__Directions__. Report how many lines contain "Customer", with no other words.

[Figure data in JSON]
□ □ □
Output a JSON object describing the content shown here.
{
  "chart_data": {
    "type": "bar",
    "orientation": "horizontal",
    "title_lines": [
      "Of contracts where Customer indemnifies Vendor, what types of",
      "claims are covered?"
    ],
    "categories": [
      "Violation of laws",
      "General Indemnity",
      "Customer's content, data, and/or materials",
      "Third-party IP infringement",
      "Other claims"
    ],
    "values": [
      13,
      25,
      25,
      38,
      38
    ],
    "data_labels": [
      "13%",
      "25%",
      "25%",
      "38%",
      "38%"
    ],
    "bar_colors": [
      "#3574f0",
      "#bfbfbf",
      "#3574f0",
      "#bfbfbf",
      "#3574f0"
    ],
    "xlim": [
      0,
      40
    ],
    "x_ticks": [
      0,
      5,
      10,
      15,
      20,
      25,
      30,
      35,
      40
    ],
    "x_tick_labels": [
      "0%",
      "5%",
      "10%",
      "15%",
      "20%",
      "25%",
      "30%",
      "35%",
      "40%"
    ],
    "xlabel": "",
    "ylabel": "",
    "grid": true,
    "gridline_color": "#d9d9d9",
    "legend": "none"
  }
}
□ □ □
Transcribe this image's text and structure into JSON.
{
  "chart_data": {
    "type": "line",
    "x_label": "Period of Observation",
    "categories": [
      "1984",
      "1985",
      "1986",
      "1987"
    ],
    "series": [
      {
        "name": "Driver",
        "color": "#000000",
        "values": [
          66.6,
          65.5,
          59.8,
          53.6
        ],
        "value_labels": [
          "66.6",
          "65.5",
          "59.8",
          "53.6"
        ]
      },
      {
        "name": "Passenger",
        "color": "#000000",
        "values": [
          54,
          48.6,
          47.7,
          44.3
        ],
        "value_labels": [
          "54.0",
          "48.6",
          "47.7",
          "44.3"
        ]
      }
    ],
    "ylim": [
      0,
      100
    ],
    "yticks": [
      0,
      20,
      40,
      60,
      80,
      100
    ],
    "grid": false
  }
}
□ □ □
__Completed task__. 2